Stored data

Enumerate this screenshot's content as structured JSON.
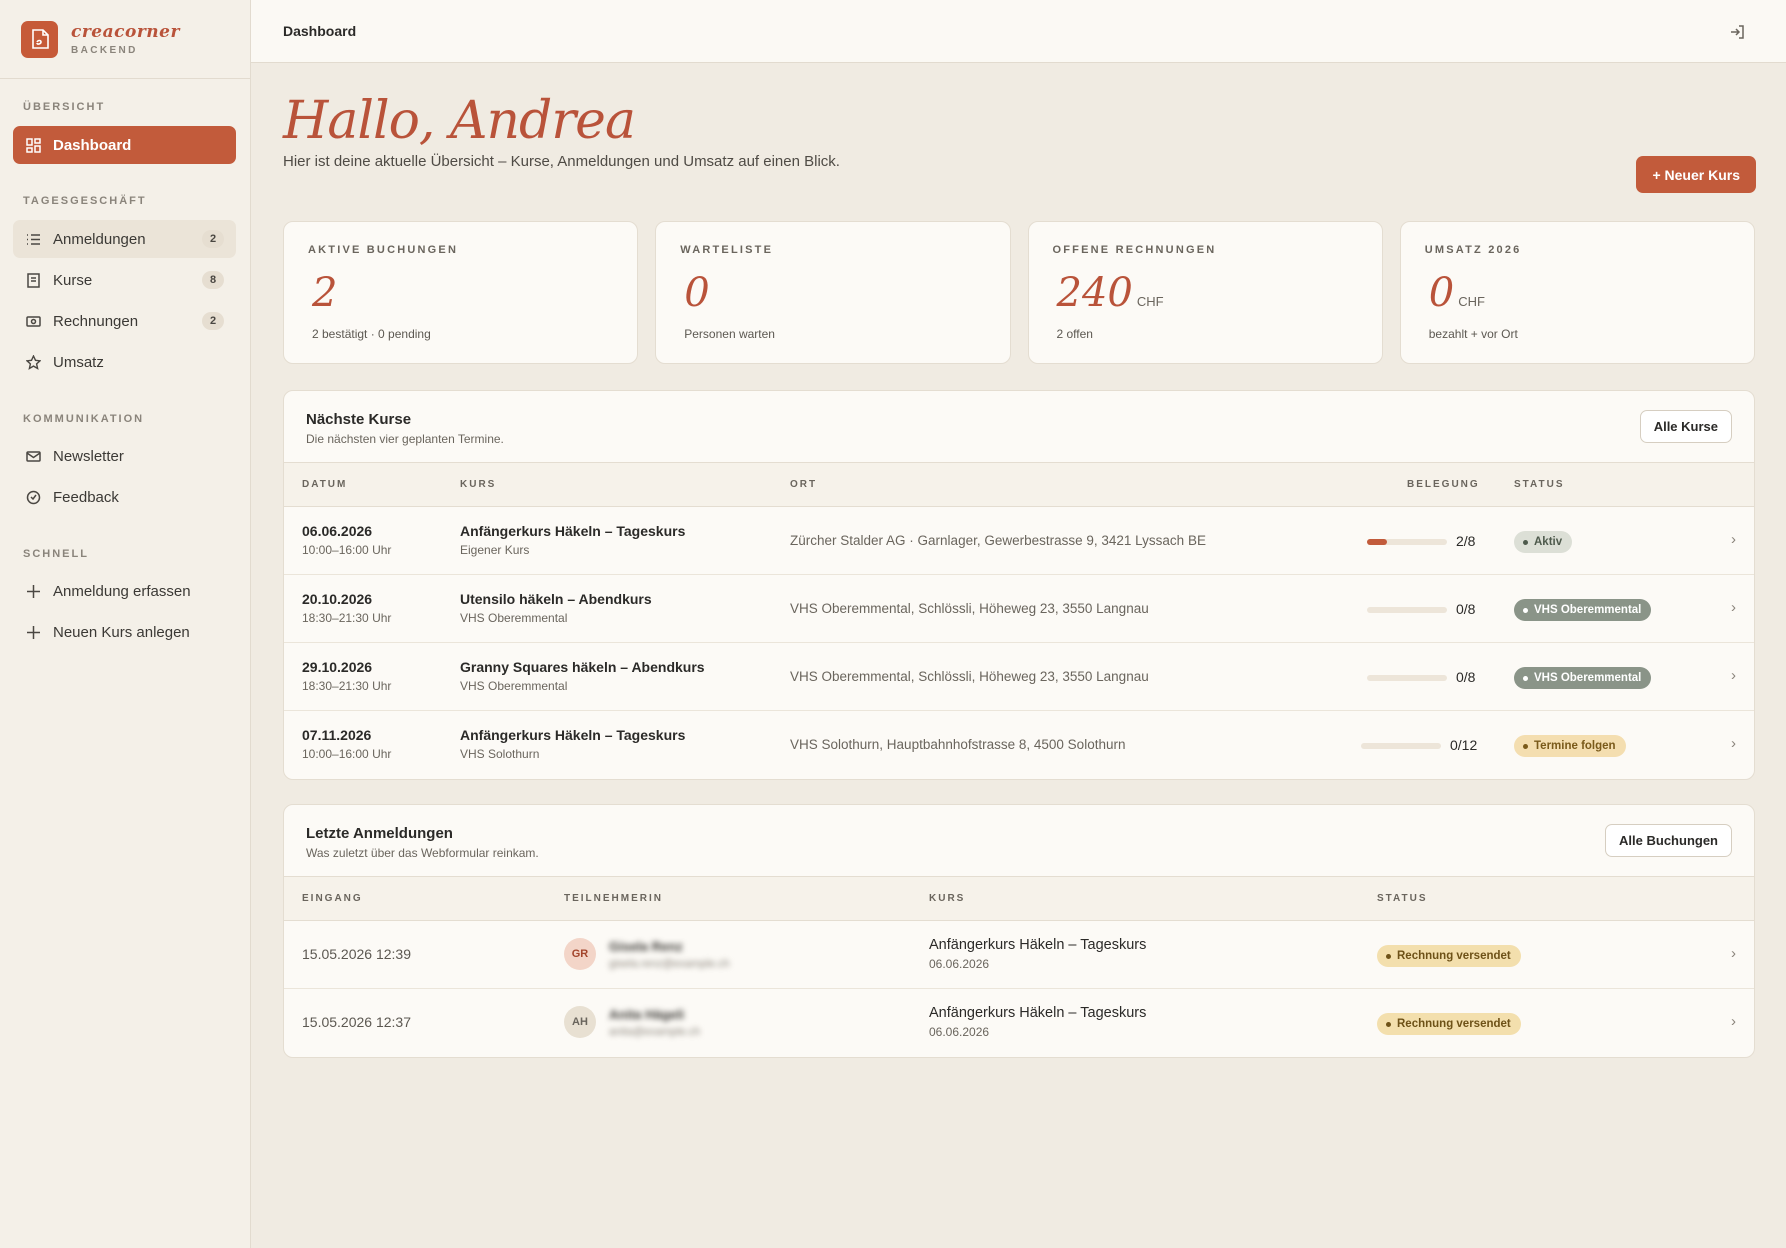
{
  "brand": {
    "name": "creacorner",
    "sub": "BACKEND"
  },
  "topbar": {
    "title": "Dashboard"
  },
  "sidebar": {
    "sections": [
      {
        "label": "ÜBERSICHT"
      },
      {
        "label": "TAGESGESCHÄFT"
      },
      {
        "label": "KOMMUNIKATION"
      },
      {
        "label": "SCHNELL"
      }
    ],
    "items": [
      {
        "label": "Dashboard",
        "icon": "grid-icon"
      },
      {
        "label": "Anmeldungen",
        "icon": "list-icon",
        "badge": "2"
      },
      {
        "label": "Kurse",
        "icon": "document-icon",
        "badge": "8"
      },
      {
        "label": "Rechnungen",
        "icon": "banknote-icon",
        "badge": "2"
      },
      {
        "label": "Umsatz",
        "icon": "star-icon"
      },
      {
        "label": "Newsletter",
        "icon": "mail-icon"
      },
      {
        "label": "Feedback",
        "icon": "heart-badge-icon"
      },
      {
        "label": "Anmeldung erfassen",
        "icon": "plus-icon"
      },
      {
        "label": "Neuen Kurs anlegen",
        "icon": "plus-icon"
      }
    ]
  },
  "header": {
    "greeting": "Hallo, Andrea",
    "intro": "Hier ist deine aktuelle Übersicht – Kurse, Anmeldungen und Umsatz auf einen Blick.",
    "new_course_label": "+ Neuer Kurs"
  },
  "kpis": [
    {
      "label": "AKTIVE BUCHUNGEN",
      "value": "2",
      "unit": "",
      "sub": "2 bestätigt · 0 pending"
    },
    {
      "label": "WARTELISTE",
      "value": "0",
      "unit": "",
      "sub": "Personen warten"
    },
    {
      "label": "OFFENE RECHNUNGEN",
      "value": "240",
      "unit": "CHF",
      "sub": "2 offen"
    },
    {
      "label": "UMSATZ 2026",
      "value": "0",
      "unit": "CHF",
      "sub": "bezahlt + vor Ort"
    }
  ],
  "courses_panel": {
    "title": "Nächste Kurse",
    "subtitle": "Die nächsten vier geplanten Termine.",
    "button": "Alle Kurse",
    "columns": [
      "DATUM",
      "KURS",
      "ORT",
      "BELEGUNG",
      "STATUS"
    ],
    "rows": [
      {
        "date": "06.06.2026",
        "time": "10:00–16:00 Uhr",
        "course": "Anfängerkurs Häkeln – Tageskurs",
        "org": "Eigener Kurs",
        "ort": "Zürcher Stalder AG · Garnlager, Gewerbestrasse 9, 3421 Lyssach BE",
        "occupancy": "2/8",
        "fill": 0.25,
        "status": "Aktiv",
        "status_kind": "aktiv"
      },
      {
        "date": "20.10.2026",
        "time": "18:30–21:30 Uhr",
        "course": "Utensilo häkeln – Abendkurs",
        "org": "VHS Oberemmental",
        "ort": "VHS Oberemmental, Schlössli, Höheweg 23, 3550 Langnau",
        "occupancy": "0/8",
        "fill": 0,
        "status": "VHS Oberemmental",
        "status_kind": "vhs"
      },
      {
        "date": "29.10.2026",
        "time": "18:30–21:30 Uhr",
        "course": "Granny Squares häkeln – Abendkurs",
        "org": "VHS Oberemmental",
        "ort": "VHS Oberemmental, Schlössli, Höheweg 23, 3550 Langnau",
        "occupancy": "0/8",
        "fill": 0,
        "status": "VHS Oberemmental",
        "status_kind": "vhs"
      },
      {
        "date": "07.11.2026",
        "time": "10:00–16:00 Uhr",
        "course": "Anfängerkurs Häkeln – Tageskurs",
        "org": "VHS Solothurn",
        "ort": "VHS Solothurn, Hauptbahnhofstrasse 8, 4500 Solothurn",
        "occupancy": "0/12",
        "fill": 0,
        "status": "Termine folgen",
        "status_kind": "folgen"
      }
    ]
  },
  "registrations_panel": {
    "title": "Letzte Anmeldungen",
    "subtitle": "Was zuletzt über das Webformular reinkam.",
    "button": "Alle Buchungen",
    "columns": [
      "EINGANG",
      "TEILNEHMERIN",
      "KURS",
      "STATUS"
    ],
    "rows": [
      {
        "received": "15.05.2026 12:39",
        "initials": "GR",
        "avatar_bg": "#f3d5c8",
        "avatar_fg": "#a3452c",
        "name": "Gisela Renz",
        "email": "gisela.renz@example.ch",
        "course": "Anfängerkurs Häkeln – Tageskurs",
        "course_date": "06.06.2026",
        "status": "Rechnung versendet"
      },
      {
        "received": "15.05.2026 12:37",
        "initials": "AH",
        "avatar_bg": "#e8e0d2",
        "avatar_fg": "#6a655d",
        "name": "Anita Hägeli",
        "email": "anita@example.ch",
        "course": "Anfängerkurs Häkeln – Tageskurs",
        "course_date": "06.06.2026",
        "status": "Rechnung versendet"
      }
    ]
  },
  "colors": {
    "accent": "#c25b3b",
    "background": "#f0ebe2",
    "panel": "#fcfaf6"
  }
}
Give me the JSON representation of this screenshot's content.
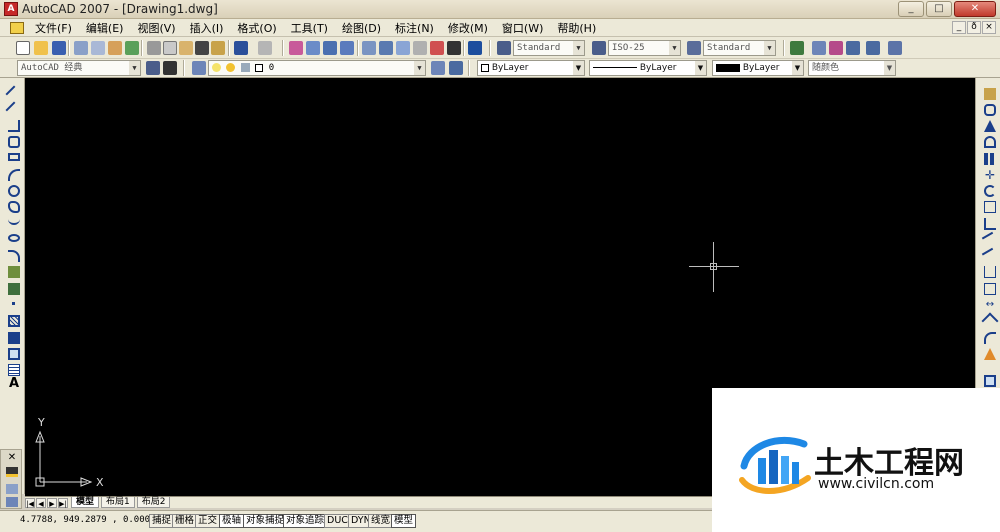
{
  "window": {
    "title": "AutoCAD 2007 - [Drawing1.dwg]",
    "minimize": "_",
    "maximize": "□",
    "close": "✕"
  },
  "menu": {
    "items": [
      "文件(F)",
      "编辑(E)",
      "视图(V)",
      "插入(I)",
      "格式(O)",
      "工具(T)",
      "绘图(D)",
      "标注(N)",
      "修改(M)",
      "窗口(W)",
      "帮助(H)"
    ],
    "mdi": [
      "_",
      "ð",
      "×"
    ]
  },
  "toolbar": {
    "text_style": "Standard",
    "dim_style": "ISO-25",
    "table_style": "Standard",
    "workspace": "AutoCAD 经典",
    "layer": "0",
    "color": "ByLayer",
    "linetype": "ByLayer",
    "lineweight": "ByLayer",
    "plot_style": "随颜色"
  },
  "canvas": {
    "background": "#000000",
    "ucs_x": "X",
    "ucs_y": "Y"
  },
  "tabs": {
    "nav": [
      "|◀",
      "◀",
      "▶",
      "▶|"
    ],
    "items": [
      "模型",
      "布局1",
      "布局2"
    ]
  },
  "status": {
    "coords": "4.7788, 949.2879 , 0.0000",
    "buttons": [
      "捕捉",
      "栅格",
      "正交",
      "极轴",
      "对象捕捉",
      "对象追踪",
      "DUCS",
      "DYN",
      "线宽",
      "模型"
    ]
  },
  "watermark": {
    "title": "土木工程网",
    "url": "www.civilcn.com"
  },
  "colors": {
    "accent": "#1e88e5",
    "logo_orange": "#f4a522"
  }
}
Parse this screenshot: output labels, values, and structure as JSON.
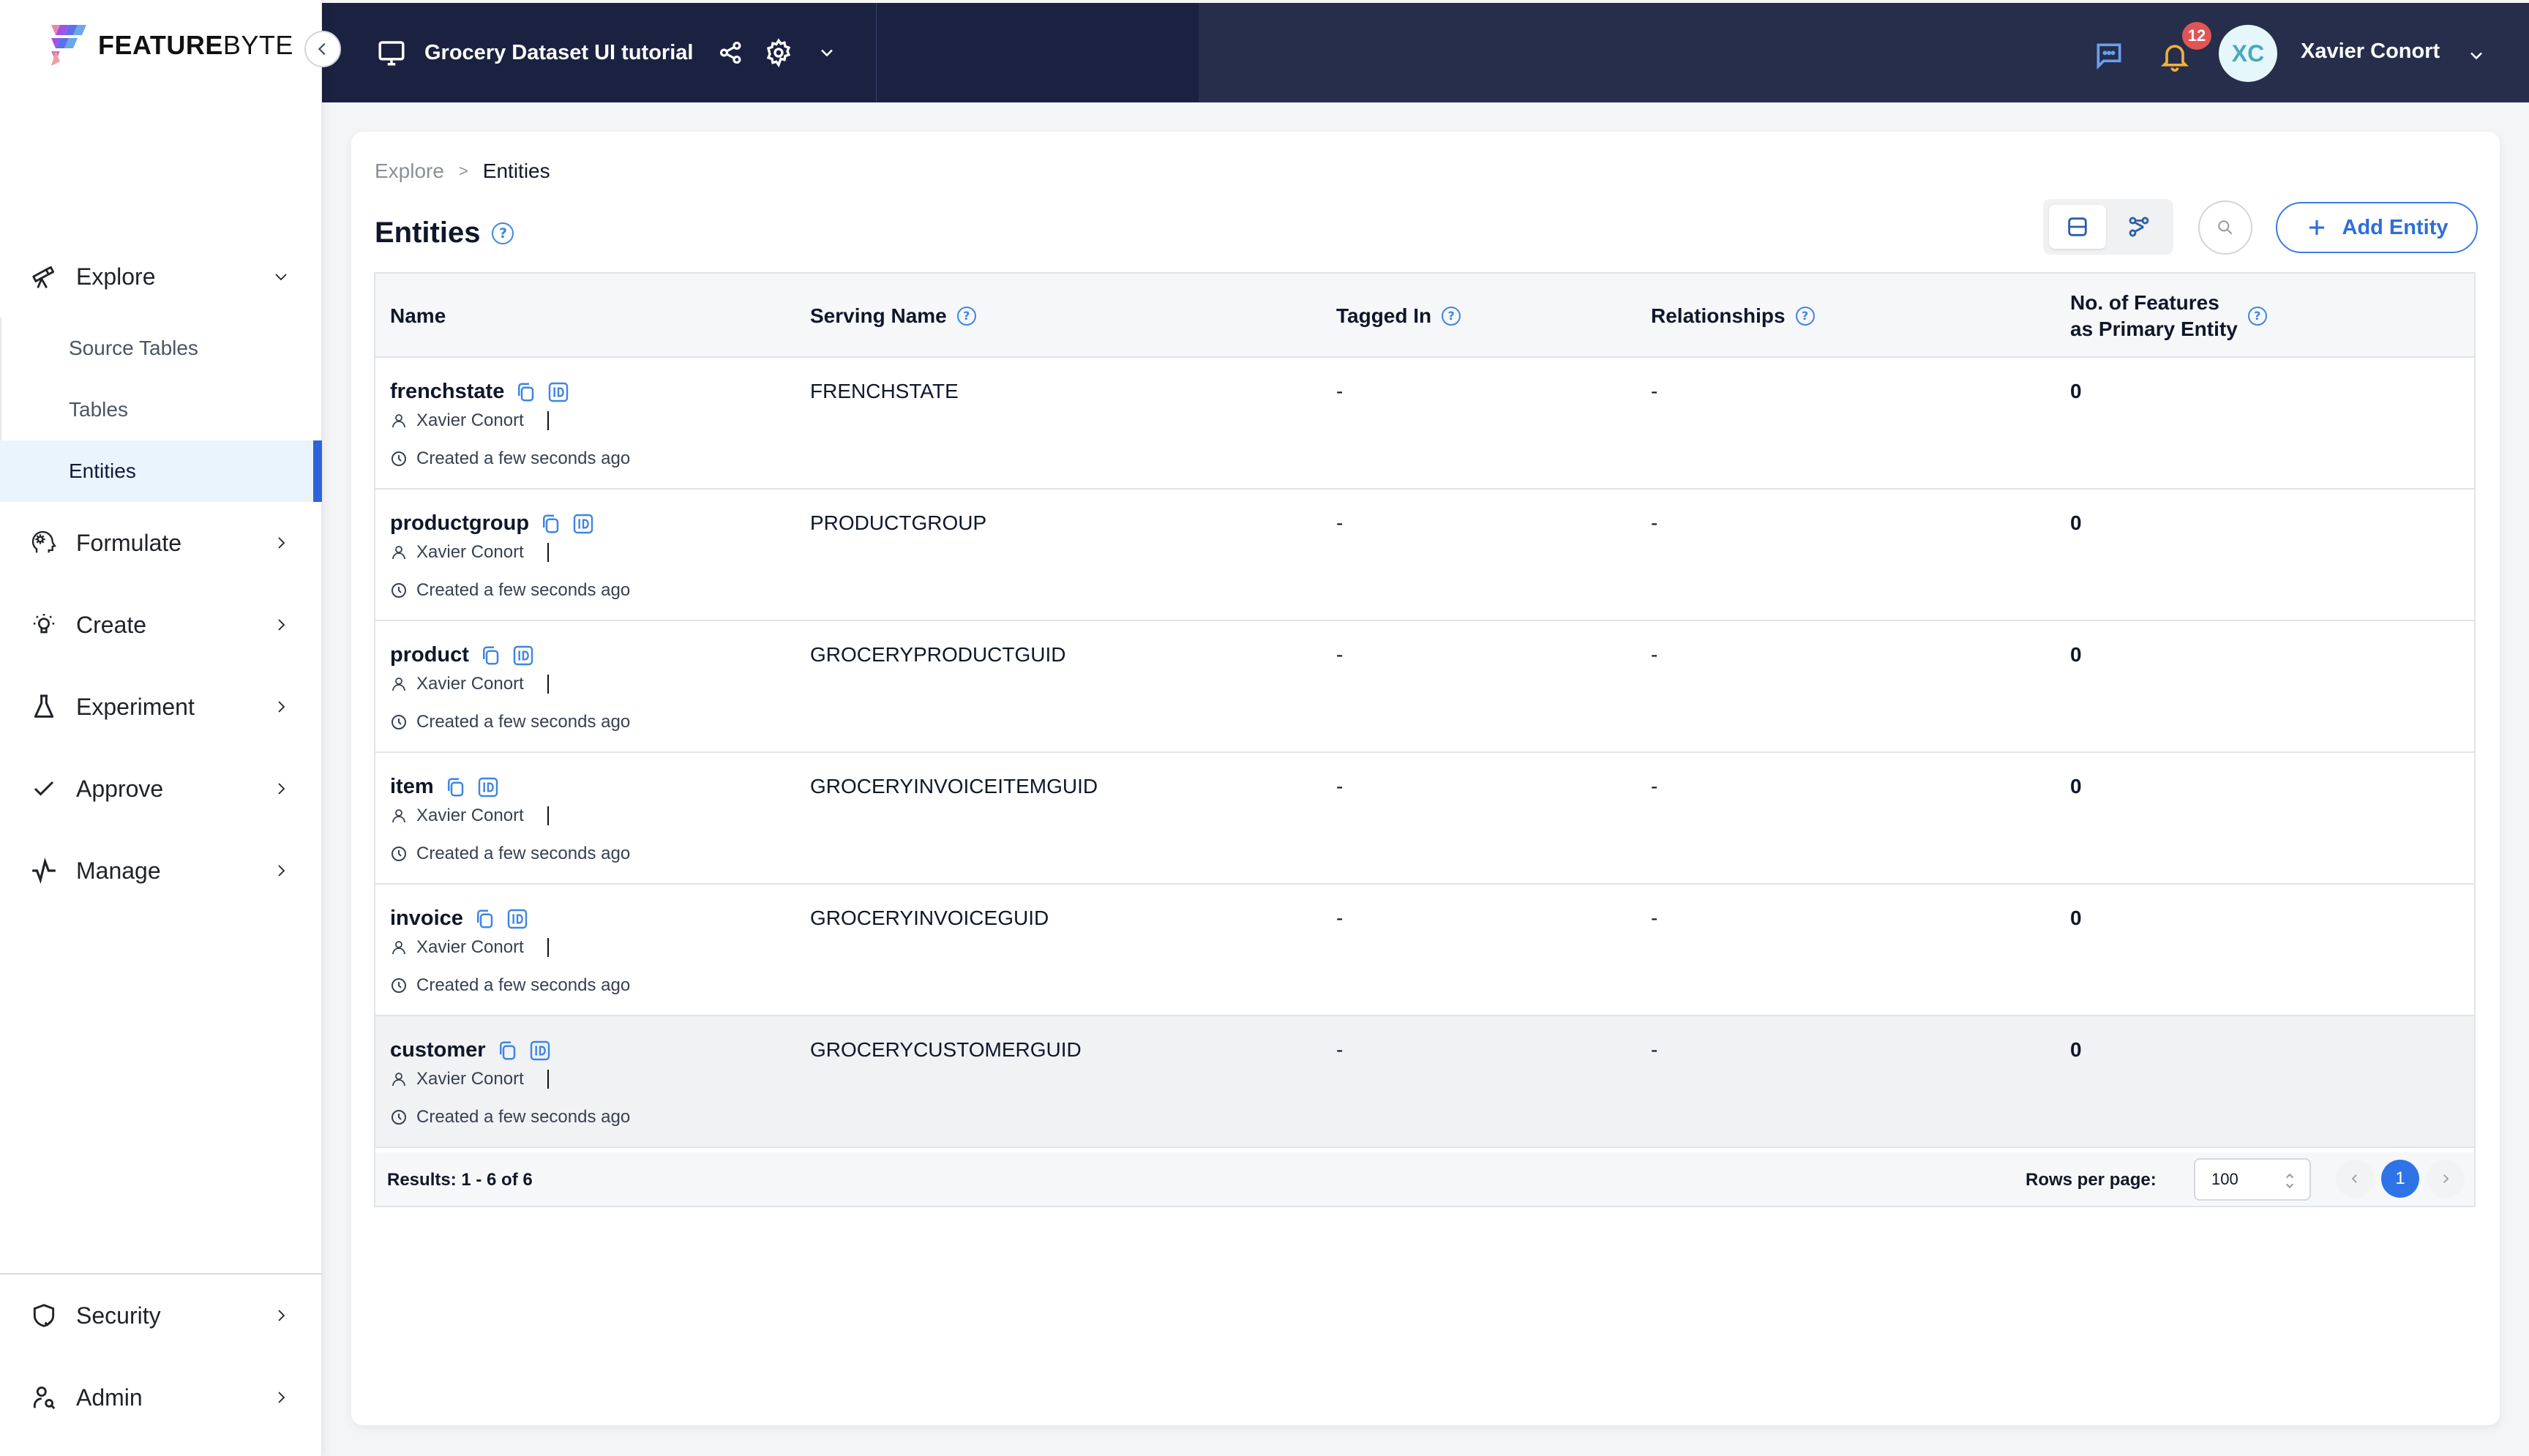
{
  "app": {
    "logo_bold": "FEATURE",
    "logo_light": "BYTE"
  },
  "topbar": {
    "project_title": "Grocery Dataset UI tutorial",
    "notification_count": "12",
    "user_initials": "XC",
    "user_name": "Xavier Conort"
  },
  "sidebar": {
    "explore": {
      "label": "Explore",
      "children": [
        {
          "label": "Source Tables"
        },
        {
          "label": "Tables"
        },
        {
          "label": "Entities",
          "active": true
        }
      ]
    },
    "items": [
      {
        "label": "Formulate",
        "icon": "brain-gear-icon"
      },
      {
        "label": "Create",
        "icon": "lightbulb-icon"
      },
      {
        "label": "Experiment",
        "icon": "flask-icon"
      },
      {
        "label": "Approve",
        "icon": "check-icon"
      },
      {
        "label": "Manage",
        "icon": "pulse-icon"
      }
    ],
    "bottom_items": [
      {
        "label": "Security",
        "icon": "shield-icon"
      },
      {
        "label": "Admin",
        "icon": "user-search-icon"
      }
    ]
  },
  "breadcrumb": {
    "parent": "Explore",
    "separator": ">",
    "current": "Entities"
  },
  "page": {
    "title": "Entities",
    "add_button": "Add Entity",
    "help_glyph": "?"
  },
  "table": {
    "columns": [
      {
        "label": "Name"
      },
      {
        "label": "Serving Name"
      },
      {
        "label": "Tagged In"
      },
      {
        "label": "Relationships"
      },
      {
        "label_line1": "No. of Features",
        "label_line2": "as Primary Entity"
      }
    ],
    "rows": [
      {
        "name": "frenchstate",
        "owner": "Xavier Conort",
        "created": "Created a few seconds ago",
        "serving_name": "FRENCHSTATE",
        "tagged_in": "-",
        "relationships": "-",
        "num_features": "0"
      },
      {
        "name": "productgroup",
        "owner": "Xavier Conort",
        "created": "Created a few seconds ago",
        "serving_name": "PRODUCTGROUP",
        "tagged_in": "-",
        "relationships": "-",
        "num_features": "0"
      },
      {
        "name": "product",
        "owner": "Xavier Conort",
        "created": "Created a few seconds ago",
        "serving_name": "GROCERYPRODUCTGUID",
        "tagged_in": "-",
        "relationships": "-",
        "num_features": "0"
      },
      {
        "name": "item",
        "owner": "Xavier Conort",
        "created": "Created a few seconds ago",
        "serving_name": "GROCERYINVOICEITEMGUID",
        "tagged_in": "-",
        "relationships": "-",
        "num_features": "0"
      },
      {
        "name": "invoice",
        "owner": "Xavier Conort",
        "created": "Created a few seconds ago",
        "serving_name": "GROCERYINVOICEGUID",
        "tagged_in": "-",
        "relationships": "-",
        "num_features": "0"
      },
      {
        "name": "customer",
        "owner": "Xavier Conort",
        "created": "Created a few seconds ago",
        "serving_name": "GROCERYCUSTOMERGUID",
        "tagged_in": "-",
        "relationships": "-",
        "num_features": "0"
      }
    ],
    "footer": {
      "results": "Results: 1 - 6 of 6",
      "rows_per_page_label": "Rows per page:",
      "rows_per_page_value": "100",
      "current_page": "1"
    }
  },
  "colors": {
    "accent": "#2f74e6",
    "topbar": "#1b2140",
    "badge": "#e05555",
    "active_nav_bg": "#eaf4fd"
  }
}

§ DIRECTION
Look over the records above and copy each line that includes the string "subtitle".

§ RESULT OF THIS EXERCISE
    "subtitle": "Die nächsten vier geplanten Termine.",
    "subtitle": "Was zuletzt über das Webformular reinkam.",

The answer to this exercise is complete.